**DATA FOR THE TASK:**
----

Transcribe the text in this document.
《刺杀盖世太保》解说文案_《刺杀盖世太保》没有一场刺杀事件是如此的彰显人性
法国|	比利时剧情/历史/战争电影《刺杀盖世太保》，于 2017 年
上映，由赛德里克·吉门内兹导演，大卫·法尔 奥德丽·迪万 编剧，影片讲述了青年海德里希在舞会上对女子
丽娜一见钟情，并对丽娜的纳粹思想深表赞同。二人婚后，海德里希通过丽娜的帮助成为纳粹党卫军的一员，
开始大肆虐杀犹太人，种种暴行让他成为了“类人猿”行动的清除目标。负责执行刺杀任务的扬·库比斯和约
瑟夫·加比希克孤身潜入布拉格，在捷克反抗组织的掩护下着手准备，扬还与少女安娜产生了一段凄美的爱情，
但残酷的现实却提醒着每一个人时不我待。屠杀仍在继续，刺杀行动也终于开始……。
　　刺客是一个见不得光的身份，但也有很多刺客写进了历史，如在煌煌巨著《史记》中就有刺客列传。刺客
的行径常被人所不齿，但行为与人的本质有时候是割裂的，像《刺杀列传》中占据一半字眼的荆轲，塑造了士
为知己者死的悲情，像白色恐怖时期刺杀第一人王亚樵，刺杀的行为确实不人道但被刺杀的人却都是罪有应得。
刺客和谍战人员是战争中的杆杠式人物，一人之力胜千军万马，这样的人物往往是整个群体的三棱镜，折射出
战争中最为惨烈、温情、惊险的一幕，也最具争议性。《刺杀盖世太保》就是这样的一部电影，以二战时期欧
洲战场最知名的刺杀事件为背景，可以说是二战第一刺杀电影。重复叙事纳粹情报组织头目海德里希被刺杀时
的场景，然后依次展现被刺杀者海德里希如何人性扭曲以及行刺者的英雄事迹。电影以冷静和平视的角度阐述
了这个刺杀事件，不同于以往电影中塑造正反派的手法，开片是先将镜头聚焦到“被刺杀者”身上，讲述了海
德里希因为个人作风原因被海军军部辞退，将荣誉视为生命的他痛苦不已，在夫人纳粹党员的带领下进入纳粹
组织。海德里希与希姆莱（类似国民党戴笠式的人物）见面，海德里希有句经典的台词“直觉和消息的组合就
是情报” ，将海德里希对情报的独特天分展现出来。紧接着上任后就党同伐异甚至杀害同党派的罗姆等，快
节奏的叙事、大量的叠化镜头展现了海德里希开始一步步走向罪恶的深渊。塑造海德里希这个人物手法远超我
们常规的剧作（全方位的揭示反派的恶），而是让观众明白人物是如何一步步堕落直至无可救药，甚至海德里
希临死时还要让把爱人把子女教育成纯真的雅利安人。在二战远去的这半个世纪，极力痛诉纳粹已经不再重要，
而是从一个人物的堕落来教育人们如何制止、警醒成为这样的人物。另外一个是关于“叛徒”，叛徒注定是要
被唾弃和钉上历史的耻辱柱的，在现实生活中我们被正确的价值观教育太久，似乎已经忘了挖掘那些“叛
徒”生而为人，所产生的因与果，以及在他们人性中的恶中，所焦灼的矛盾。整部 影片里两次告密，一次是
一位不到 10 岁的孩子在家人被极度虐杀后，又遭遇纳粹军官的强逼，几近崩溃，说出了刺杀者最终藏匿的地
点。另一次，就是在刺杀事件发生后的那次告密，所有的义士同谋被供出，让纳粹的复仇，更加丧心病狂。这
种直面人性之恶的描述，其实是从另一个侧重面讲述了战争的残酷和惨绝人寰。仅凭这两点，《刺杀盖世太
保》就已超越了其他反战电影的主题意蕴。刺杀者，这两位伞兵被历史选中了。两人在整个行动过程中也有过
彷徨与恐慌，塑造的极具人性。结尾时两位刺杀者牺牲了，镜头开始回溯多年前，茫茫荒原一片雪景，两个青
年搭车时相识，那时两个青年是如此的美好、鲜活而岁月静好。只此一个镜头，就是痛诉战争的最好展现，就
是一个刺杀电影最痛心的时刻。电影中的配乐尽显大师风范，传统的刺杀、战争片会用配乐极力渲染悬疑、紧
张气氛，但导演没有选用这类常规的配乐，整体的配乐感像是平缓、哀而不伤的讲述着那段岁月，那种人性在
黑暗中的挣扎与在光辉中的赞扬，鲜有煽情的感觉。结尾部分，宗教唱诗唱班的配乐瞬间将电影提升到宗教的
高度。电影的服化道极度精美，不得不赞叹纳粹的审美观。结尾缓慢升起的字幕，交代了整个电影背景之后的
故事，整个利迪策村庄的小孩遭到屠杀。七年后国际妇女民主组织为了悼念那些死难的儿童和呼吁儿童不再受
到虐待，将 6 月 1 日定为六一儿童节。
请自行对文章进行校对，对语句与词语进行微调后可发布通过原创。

----

**THE REQUEST:** Reproduce each line verbatim.

**CORRECT RESPONSE:**
Transcribe the text in this document.
《刺杀盖世太保》解说文案_《刺杀盖世太保》没有一场刺杀事件是如此的彰显人性
法国|	比利时剧情/历史/战争电影《刺杀盖世太保》，于 2017 年
上映，由赛德里克·吉门内兹导演，大卫·法尔 奥德丽·迪万 编剧，影片讲述了青年海德里希在舞会上对女子
丽娜一见钟情，并对丽娜的纳粹思想深表赞同。二人婚后，海德里希通过丽娜的帮助成为纳粹党卫军的一员，
开始大肆虐杀犹太人，种种暴行让他成为了“类人猿”行动的清除目标。负责执行刺杀任务的扬·库比斯和约
瑟夫·加比希克孤身潜入布拉格，在捷克反抗组织的掩护下着手准备，扬还与少女安娜产生了一段凄美的爱情，
但残酷的现实却提醒着每一个人时不我待。屠杀仍在继续，刺杀行动也终于开始……。
　　刺客是一个见不得光的身份，但也有很多刺客写进了历史，如在煌煌巨著《史记》中就有刺客列传。刺客
的行径常被人所不齿，但行为与人的本质有时候是割裂的，像《刺杀列传》中占据一半字眼的荆轲，塑造了士
为知己者死的悲情，像白色恐怖时期刺杀第一人王亚樵，刺杀的行为确实不人道但被刺杀的人却都是罪有应得。
刺客和谍战人员是战争中的杆杠式人物，一人之力胜千军万马，这样的人物往往是整个群体的三棱镜，折射出
战争中最为惨烈、温情、惊险的一幕，也最具争议性。《刺杀盖世太保》就是这样的一部电影，以二战时期欧
洲战场最知名的刺杀事件为背景，可以说是二战第一刺杀电影。重复叙事纳粹情报组织头目海德里希被刺杀时
的场景，然后依次展现被刺杀者海德里希如何人性扭曲以及行刺者的英雄事迹。电影以冷静和平视的角度阐述
了这个刺杀事件，不同于以往电影中塑造正反派的手法，开片是先将镜头聚焦到“被刺杀者”身上，讲述了海
德里希因为个人作风原因被海军军部辞退，将荣誉视为生命的他痛苦不已，在夫人纳粹党员的带领下进入纳粹
组织。海德里希与希姆莱（类似国民党戴笠式的人物）见面，海德里希有句经典的台词“直觉和消息的组合就
是情报” ，将海德里希对情报的独特天分展现出来。紧接着上任后就党同伐异甚至杀害同党派的罗姆等，快
节奏的叙事、大量的叠化镜头展现了海德里希开始一步步走向罪恶的深渊。塑造海德里希这个人物手法远超我
们常规的剧作（全方位的揭示反派的恶），而是让观众明白人物是如何一步步堕落直至无可救药，甚至海德里
希临死时还要让把爱人把子女教育成纯真的雅利安人。在二战远去的这半个世纪，极力痛诉纳粹已经不再重要，
而是从一个人物的堕落来教育人们如何制止、警醒成为这样的人物。另外一个是关于“叛徒”，叛徒注定是要
被唾弃和钉上历史的耻辱柱的，在现实生活中我们被正确的价值观教育太久，似乎已经忘了挖掘那些“叛
徒”生而为人，所产生的因与果，以及在他们人性中的恶中，所焦灼的矛盾。整部 影片里两次告密，一次是
一位不到 10 岁的孩子在家人被极度虐杀后，又遭遇纳粹军官的强逼，几近崩溃，说出了刺杀者最终藏匿的地
点。另一次，就是在刺杀事件发生后的那次告密，所有的义士同谋被供出，让纳粹的复仇，更加丧心病狂。这
种直面人性之恶的描述，其实是从另一个侧重面讲述了战争的残酷和惨绝人寰。仅凭这两点，《刺杀盖世太
保》就已超越了其他反战电影的主题意蕴。刺杀者，这两位伞兵被历史选中了。两人在整个行动过程中也有过
彷徨与恐慌，塑造的极具人性。结尾时两位刺杀者牺牲了，镜头开始回溯多年前，茫茫荒原一片雪景，两个青
年搭车时相识，那时两个青年是如此的美好、鲜活而岁月静好。只此一个镜头，就是痛诉战争的最好展现，就
是一个刺杀电影最痛心的时刻。电影中的配乐尽显大师风范，传统的刺杀、战争片会用配乐极力渲染悬疑、紧
张气氛，但导演没有选用这类常规的配乐，整体的配乐感像是平缓、哀而不伤的讲述着那段岁月，那种人性在
黑暗中的挣扎与在光辉中的赞扬，鲜有煽情的感觉。结尾部分，宗教唱诗唱班的配乐瞬间将电影提升到宗教的
高度。电影的服化道极度精美，不得不赞叹纳粹的审美观。结尾缓慢升起的字幕，交代了整个电影背景之后的
故事，整个利迪策村庄的小孩遭到屠杀。七年后国际妇女民主组织为了悼念那些死难的儿童和呼吁儿童不再受
到虐待，将 6 月 1 日定为六一儿童节。
请自行对文章进行校对，对语句与词语进行微调后可发布通过原创。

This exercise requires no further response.